Find how many lines hold the word "Sonstige". Give only the number.

--- start Working data ---

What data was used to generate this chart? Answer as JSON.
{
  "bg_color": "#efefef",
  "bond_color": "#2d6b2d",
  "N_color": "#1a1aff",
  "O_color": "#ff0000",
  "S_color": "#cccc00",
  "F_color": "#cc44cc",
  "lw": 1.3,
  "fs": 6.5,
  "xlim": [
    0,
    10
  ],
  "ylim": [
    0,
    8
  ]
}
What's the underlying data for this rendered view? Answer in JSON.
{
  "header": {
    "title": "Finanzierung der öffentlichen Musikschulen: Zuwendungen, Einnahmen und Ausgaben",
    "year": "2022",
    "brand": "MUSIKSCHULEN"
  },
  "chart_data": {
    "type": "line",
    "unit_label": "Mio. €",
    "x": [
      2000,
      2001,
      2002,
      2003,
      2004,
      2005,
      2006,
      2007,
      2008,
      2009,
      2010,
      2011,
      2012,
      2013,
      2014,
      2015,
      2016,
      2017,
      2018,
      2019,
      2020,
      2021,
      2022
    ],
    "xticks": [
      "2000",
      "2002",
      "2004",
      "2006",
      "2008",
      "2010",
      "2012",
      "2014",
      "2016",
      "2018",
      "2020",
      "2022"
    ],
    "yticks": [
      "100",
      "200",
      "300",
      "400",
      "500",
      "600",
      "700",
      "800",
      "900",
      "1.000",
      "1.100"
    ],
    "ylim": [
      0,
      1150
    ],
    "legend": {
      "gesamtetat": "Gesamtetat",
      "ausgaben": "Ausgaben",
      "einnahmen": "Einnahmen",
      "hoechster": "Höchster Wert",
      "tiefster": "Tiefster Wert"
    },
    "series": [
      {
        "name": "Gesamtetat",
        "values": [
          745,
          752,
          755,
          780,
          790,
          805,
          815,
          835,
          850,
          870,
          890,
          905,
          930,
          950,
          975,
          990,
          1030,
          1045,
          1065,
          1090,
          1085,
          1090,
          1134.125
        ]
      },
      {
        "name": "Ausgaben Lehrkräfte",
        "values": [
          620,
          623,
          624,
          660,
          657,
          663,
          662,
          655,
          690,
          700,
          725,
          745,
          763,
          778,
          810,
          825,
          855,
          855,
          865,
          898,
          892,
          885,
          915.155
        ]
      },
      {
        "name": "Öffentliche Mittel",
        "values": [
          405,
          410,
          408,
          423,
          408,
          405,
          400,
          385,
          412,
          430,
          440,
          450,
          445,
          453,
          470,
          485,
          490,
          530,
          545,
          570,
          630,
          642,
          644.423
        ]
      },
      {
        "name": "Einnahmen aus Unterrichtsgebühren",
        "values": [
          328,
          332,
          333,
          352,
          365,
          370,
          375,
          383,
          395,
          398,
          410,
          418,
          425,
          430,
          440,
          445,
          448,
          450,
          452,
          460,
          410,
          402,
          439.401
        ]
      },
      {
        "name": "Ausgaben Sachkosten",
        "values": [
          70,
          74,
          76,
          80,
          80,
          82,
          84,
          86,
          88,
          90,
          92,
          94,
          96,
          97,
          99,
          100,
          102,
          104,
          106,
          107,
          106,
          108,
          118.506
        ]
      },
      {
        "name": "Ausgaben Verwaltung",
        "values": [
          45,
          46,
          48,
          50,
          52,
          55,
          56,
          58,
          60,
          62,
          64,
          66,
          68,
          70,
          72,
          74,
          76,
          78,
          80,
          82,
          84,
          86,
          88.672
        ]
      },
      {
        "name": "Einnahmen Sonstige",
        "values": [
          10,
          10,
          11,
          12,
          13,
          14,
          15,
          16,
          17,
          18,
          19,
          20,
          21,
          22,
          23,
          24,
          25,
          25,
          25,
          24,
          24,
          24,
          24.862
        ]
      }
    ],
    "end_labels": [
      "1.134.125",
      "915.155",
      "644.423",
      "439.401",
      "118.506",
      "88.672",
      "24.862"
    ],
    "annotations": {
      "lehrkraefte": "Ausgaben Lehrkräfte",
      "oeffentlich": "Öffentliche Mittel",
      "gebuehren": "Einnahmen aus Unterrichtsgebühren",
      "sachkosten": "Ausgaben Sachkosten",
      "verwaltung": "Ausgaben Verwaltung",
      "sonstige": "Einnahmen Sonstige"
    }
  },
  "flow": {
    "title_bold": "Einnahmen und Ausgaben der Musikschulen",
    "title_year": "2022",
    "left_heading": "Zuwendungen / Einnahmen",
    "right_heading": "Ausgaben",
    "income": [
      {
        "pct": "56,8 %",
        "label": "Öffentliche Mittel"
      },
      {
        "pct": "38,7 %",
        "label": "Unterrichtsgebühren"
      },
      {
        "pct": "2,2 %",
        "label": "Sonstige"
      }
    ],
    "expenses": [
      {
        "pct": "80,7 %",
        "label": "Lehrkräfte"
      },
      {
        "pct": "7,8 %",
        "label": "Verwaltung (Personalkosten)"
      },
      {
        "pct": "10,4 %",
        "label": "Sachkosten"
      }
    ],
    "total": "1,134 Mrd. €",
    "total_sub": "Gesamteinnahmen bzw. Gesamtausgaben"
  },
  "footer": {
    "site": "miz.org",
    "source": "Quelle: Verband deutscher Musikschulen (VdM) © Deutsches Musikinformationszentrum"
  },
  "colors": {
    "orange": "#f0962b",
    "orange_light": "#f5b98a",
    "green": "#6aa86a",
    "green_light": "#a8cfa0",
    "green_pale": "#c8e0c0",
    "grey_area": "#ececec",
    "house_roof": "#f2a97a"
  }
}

--- end Working data ---

- **Exercise result**
3